◆ **Exercise objective**:
Reply with one number: the count of lines in the records below that hold "label".
* Start *
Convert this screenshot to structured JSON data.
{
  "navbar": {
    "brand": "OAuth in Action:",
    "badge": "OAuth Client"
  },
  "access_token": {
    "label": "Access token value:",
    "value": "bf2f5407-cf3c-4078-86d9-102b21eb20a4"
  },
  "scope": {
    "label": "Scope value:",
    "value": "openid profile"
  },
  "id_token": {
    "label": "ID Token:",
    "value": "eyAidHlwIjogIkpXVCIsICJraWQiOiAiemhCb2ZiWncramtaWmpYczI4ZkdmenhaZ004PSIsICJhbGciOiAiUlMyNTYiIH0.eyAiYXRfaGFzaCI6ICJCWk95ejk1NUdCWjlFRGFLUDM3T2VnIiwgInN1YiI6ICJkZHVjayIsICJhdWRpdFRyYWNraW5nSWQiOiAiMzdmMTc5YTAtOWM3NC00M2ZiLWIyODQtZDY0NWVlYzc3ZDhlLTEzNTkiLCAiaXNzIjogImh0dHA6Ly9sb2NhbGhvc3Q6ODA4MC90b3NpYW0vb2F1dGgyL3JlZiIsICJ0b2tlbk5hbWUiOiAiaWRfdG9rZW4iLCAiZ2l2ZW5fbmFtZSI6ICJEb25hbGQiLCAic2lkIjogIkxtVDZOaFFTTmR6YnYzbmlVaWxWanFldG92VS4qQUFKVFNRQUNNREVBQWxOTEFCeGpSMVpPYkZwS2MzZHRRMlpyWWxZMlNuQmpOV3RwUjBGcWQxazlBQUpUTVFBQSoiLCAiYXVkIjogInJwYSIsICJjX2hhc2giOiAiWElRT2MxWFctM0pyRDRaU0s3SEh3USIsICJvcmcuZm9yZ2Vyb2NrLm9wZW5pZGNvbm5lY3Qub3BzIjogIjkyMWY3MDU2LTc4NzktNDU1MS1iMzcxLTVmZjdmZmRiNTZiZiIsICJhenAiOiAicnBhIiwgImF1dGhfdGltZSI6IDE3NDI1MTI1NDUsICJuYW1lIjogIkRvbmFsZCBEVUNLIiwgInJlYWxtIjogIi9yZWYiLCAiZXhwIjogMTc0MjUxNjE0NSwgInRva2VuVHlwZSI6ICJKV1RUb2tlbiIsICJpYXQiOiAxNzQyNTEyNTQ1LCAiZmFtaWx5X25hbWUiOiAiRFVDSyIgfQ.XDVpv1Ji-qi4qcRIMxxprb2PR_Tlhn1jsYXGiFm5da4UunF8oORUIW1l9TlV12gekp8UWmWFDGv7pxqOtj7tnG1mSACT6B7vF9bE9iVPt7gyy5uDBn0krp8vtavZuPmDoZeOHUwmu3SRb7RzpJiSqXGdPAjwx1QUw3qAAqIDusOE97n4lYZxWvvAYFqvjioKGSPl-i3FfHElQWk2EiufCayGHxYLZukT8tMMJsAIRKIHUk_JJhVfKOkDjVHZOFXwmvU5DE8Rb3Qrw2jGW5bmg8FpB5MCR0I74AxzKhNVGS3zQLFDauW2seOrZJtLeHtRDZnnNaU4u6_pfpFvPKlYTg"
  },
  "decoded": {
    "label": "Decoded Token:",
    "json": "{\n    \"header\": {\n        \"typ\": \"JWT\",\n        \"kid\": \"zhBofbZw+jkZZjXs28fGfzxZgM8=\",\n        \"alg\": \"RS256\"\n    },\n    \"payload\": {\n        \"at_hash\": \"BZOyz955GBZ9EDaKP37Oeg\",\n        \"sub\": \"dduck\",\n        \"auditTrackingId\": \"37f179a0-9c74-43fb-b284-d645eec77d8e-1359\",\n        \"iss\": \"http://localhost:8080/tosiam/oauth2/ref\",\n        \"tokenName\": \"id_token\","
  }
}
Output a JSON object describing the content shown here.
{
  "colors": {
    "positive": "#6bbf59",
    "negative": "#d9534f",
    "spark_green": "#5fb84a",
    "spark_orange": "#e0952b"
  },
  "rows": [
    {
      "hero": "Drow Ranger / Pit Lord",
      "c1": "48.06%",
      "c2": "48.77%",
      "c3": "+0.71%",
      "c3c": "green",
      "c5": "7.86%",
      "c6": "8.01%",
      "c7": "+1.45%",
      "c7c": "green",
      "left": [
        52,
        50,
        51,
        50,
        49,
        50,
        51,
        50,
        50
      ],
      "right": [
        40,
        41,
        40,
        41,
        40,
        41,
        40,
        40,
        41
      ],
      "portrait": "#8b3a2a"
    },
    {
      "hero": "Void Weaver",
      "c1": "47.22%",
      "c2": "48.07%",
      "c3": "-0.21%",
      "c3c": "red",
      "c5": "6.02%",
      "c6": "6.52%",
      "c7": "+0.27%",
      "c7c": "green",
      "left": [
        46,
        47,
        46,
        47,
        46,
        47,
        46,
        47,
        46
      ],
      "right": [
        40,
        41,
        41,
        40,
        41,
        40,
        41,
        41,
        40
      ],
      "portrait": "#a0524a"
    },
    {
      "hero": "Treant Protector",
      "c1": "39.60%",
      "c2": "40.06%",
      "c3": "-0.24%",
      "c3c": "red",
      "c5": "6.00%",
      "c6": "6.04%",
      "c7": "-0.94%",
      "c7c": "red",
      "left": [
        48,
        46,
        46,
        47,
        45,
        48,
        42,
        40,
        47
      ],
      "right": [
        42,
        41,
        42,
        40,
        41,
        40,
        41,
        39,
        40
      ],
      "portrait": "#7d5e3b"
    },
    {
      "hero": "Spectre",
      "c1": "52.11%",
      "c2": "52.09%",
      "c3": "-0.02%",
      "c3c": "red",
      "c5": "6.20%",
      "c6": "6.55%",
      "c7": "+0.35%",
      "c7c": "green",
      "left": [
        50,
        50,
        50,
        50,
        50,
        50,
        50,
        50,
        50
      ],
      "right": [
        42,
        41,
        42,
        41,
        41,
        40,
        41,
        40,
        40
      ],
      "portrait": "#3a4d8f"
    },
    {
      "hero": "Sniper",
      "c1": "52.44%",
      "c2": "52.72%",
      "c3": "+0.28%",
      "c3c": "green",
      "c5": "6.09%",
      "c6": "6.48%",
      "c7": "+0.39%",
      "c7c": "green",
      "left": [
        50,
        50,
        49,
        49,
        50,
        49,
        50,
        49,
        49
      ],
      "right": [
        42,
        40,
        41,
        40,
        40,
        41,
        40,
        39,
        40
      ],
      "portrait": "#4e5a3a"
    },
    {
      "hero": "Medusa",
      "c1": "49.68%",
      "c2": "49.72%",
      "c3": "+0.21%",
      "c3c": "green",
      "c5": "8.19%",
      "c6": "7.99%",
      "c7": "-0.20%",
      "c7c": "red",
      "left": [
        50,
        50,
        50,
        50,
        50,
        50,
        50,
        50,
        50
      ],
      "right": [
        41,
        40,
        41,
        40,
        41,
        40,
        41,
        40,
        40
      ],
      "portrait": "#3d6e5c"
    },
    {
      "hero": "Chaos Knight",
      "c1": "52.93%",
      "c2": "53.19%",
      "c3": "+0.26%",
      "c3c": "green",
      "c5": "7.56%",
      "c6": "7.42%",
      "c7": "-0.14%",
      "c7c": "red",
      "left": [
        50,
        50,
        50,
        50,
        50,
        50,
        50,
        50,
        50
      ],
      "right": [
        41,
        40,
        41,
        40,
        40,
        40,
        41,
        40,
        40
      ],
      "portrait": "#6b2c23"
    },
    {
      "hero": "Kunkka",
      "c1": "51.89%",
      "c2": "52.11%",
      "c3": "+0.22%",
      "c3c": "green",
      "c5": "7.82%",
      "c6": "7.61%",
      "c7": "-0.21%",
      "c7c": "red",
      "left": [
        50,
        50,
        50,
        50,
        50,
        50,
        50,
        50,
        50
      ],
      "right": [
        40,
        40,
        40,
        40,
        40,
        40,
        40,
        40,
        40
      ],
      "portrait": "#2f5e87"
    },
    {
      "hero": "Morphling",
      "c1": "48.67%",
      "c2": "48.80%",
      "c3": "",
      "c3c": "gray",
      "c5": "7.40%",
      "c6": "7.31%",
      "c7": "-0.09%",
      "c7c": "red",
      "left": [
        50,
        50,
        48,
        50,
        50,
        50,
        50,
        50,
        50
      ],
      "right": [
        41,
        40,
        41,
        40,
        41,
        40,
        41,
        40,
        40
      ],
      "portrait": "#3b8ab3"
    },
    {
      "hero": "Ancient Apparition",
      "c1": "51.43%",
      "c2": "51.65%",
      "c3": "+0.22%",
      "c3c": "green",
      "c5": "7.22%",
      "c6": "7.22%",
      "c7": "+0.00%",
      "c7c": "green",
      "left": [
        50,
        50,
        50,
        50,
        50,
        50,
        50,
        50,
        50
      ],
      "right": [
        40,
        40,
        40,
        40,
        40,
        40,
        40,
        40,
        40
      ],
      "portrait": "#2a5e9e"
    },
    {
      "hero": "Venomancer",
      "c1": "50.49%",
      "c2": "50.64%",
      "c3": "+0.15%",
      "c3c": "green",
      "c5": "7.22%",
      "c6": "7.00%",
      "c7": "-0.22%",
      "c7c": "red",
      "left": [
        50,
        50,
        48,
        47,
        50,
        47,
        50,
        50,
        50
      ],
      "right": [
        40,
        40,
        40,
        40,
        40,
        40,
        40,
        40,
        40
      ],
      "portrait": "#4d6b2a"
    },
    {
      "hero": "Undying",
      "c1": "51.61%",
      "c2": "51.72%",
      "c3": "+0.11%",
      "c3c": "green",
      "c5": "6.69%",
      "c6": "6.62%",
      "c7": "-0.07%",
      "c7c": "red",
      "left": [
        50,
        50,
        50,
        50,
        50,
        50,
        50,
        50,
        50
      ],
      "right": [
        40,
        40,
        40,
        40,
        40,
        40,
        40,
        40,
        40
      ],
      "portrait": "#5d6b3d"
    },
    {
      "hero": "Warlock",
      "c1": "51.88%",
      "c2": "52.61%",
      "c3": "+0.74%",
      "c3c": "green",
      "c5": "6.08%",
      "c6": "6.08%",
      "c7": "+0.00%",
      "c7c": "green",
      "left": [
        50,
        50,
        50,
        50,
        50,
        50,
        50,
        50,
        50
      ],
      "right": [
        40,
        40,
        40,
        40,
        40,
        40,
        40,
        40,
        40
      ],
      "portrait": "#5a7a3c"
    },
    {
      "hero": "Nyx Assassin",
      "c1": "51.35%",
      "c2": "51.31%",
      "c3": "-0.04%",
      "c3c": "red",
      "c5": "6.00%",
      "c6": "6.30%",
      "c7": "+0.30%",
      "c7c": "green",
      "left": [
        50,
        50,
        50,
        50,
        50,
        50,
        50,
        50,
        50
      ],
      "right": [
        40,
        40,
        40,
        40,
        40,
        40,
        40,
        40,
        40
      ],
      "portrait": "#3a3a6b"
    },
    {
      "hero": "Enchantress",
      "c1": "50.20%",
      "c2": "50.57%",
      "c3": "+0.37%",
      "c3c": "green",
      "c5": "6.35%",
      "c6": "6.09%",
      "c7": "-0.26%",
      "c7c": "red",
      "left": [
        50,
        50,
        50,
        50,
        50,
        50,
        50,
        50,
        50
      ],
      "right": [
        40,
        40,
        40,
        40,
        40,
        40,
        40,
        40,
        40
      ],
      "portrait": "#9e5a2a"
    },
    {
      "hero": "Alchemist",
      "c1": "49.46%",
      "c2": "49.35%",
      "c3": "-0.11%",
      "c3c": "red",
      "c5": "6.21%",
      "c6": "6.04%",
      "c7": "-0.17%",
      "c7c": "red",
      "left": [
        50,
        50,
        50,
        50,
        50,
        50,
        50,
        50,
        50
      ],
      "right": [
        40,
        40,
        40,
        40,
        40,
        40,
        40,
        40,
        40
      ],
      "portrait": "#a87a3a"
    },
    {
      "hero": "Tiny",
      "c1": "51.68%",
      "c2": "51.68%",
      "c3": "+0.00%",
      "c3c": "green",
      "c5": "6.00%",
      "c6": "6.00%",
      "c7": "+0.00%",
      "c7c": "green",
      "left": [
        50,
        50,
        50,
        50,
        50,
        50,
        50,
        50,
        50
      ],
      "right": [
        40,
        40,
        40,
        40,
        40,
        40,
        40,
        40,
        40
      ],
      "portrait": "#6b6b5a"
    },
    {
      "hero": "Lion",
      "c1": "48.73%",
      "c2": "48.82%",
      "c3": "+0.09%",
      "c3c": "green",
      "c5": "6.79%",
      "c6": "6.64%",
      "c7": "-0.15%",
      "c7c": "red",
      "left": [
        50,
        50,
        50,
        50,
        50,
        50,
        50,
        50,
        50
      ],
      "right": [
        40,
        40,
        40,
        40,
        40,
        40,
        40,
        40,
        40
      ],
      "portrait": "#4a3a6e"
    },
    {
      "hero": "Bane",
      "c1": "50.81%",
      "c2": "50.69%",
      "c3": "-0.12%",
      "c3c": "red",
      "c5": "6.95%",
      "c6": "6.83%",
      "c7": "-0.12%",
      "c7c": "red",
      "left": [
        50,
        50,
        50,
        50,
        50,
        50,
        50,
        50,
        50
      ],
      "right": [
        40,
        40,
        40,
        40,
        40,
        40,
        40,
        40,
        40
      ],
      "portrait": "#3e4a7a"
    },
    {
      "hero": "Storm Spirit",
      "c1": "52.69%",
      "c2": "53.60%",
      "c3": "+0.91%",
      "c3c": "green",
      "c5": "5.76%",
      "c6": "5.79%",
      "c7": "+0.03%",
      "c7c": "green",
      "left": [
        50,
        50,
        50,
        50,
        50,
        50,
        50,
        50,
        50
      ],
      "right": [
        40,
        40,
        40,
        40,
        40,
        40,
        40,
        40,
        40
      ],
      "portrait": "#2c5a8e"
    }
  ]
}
* End *
◆ **Exercise answer**:
4